(Excerpts from a layout annotation set)
-- Begin --

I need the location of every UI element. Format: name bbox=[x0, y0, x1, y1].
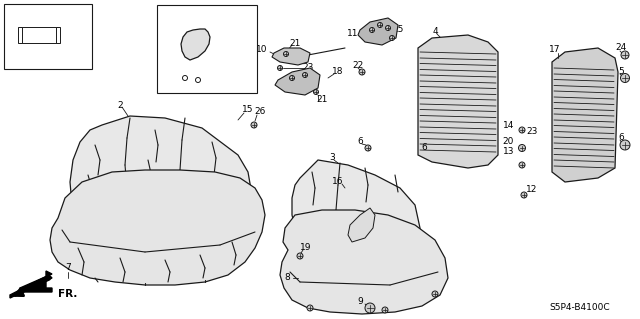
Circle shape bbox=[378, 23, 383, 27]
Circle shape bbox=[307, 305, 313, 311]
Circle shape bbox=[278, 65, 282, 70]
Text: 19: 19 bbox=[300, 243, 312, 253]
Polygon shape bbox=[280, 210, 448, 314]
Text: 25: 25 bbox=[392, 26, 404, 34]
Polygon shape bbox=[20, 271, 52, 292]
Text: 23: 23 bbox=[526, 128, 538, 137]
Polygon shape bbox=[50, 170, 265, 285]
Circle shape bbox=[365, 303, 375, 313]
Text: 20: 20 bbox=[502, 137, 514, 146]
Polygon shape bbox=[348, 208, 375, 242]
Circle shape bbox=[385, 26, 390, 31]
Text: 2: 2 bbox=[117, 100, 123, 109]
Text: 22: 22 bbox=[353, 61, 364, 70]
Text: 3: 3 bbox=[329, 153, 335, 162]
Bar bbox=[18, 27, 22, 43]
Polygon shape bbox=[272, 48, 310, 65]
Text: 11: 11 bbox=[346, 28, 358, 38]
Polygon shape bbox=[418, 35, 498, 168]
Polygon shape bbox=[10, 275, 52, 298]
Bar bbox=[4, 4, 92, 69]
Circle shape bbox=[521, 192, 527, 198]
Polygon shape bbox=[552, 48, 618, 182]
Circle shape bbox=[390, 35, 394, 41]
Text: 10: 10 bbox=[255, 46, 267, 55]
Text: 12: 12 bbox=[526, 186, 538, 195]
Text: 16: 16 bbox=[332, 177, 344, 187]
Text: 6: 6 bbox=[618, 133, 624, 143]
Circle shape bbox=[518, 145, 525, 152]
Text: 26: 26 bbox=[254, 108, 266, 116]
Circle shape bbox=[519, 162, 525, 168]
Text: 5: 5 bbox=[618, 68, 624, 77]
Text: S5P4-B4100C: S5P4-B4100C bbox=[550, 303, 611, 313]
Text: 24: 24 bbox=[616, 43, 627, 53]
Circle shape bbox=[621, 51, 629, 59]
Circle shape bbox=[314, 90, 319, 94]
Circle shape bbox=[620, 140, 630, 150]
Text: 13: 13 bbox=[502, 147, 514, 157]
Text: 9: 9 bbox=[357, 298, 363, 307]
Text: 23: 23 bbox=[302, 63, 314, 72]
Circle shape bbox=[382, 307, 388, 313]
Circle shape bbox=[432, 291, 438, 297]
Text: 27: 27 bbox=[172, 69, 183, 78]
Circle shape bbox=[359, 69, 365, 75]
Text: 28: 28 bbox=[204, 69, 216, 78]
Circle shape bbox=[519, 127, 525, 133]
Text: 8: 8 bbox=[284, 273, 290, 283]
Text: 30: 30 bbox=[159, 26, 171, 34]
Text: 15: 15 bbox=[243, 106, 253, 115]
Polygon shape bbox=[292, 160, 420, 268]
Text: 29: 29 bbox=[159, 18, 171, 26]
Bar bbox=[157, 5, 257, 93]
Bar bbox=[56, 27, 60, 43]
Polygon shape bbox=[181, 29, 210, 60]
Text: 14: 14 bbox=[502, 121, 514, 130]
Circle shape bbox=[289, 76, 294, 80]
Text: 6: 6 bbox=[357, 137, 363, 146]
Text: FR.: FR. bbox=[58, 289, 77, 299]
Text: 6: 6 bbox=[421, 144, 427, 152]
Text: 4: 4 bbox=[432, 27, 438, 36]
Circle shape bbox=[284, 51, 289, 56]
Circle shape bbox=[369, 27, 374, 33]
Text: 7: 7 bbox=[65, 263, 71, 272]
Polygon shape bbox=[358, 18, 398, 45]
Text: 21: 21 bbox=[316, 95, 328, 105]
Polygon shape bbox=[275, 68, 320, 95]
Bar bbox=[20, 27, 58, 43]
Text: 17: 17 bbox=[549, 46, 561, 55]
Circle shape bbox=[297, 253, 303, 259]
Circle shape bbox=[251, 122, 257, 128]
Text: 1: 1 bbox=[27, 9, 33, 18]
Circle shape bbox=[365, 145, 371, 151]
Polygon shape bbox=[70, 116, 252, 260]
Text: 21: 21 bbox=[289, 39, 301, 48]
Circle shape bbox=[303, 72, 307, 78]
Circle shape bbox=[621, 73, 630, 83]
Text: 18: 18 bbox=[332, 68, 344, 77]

-- End --
-- Begin --

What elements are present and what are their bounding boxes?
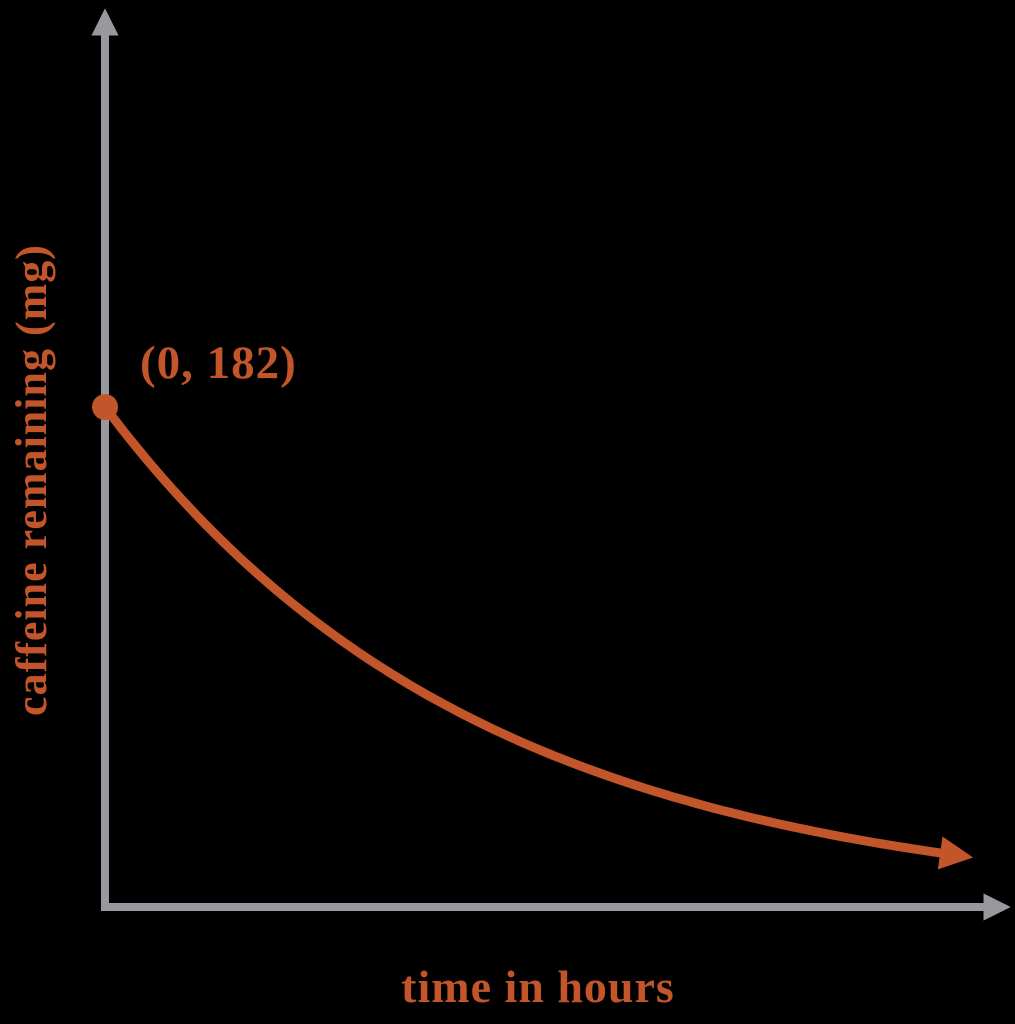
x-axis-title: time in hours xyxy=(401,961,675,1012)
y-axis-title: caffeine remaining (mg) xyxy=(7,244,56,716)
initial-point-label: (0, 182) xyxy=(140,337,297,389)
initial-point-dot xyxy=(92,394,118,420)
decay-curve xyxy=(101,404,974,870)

-- End --
-- Begin --

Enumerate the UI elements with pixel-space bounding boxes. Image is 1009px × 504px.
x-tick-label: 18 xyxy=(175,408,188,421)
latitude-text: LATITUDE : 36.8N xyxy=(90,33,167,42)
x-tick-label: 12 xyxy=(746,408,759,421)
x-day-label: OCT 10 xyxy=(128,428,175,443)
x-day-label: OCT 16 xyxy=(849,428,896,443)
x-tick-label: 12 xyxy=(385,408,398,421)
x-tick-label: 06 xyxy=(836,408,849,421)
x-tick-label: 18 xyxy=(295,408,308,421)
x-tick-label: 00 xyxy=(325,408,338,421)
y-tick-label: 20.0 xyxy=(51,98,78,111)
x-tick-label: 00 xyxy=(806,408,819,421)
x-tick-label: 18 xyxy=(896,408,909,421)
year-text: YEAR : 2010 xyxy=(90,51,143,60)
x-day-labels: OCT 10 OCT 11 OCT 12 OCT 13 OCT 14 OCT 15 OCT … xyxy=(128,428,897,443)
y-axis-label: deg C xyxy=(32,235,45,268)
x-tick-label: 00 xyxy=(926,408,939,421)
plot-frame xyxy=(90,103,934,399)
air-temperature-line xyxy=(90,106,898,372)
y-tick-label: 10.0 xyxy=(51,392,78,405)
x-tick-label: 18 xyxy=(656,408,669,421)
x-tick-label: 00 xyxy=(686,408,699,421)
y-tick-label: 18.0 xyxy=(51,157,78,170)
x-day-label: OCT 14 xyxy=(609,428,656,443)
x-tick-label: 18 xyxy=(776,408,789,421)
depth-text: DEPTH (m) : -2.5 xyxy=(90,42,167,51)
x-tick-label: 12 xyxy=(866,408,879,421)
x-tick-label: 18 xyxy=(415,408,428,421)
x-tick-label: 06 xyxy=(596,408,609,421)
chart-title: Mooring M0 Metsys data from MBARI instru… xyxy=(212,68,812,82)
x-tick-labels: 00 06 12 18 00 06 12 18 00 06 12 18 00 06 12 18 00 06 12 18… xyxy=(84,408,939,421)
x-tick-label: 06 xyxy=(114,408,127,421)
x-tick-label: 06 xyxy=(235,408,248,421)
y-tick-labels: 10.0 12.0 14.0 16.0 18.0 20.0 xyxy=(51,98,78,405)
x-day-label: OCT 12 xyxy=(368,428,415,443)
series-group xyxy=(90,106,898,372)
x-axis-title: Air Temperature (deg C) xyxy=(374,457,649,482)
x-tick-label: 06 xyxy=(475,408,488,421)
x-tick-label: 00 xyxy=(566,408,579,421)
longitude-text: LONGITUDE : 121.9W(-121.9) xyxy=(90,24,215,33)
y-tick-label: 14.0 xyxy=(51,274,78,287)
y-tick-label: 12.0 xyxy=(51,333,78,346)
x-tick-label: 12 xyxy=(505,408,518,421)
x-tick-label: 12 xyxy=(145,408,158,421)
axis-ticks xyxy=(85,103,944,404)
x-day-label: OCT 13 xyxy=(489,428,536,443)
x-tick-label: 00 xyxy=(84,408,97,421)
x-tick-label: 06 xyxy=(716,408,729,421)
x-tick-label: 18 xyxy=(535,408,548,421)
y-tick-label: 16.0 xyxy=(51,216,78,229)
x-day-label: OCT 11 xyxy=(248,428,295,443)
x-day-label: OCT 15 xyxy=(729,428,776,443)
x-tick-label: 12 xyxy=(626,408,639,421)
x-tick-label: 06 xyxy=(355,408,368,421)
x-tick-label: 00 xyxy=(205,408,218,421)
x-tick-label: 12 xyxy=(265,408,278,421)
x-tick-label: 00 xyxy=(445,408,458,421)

-- End --

● STATED GOAL
List every line of the items above that contains the string "axis", treating uppercase and lowercase as different.

● RESULT BELOW
x-axis-title: time in hours xyxy=(401,961,675,1012)
y-axis-title: caffeine remaining (mg) xyxy=(7,244,56,716)
y-axis-label: deg C xyxy=(32,235,45,268)
x-axis-title: Air Temperature (deg C) xyxy=(374,457,649,482)
axis-ticks xyxy=(85,103,944,404)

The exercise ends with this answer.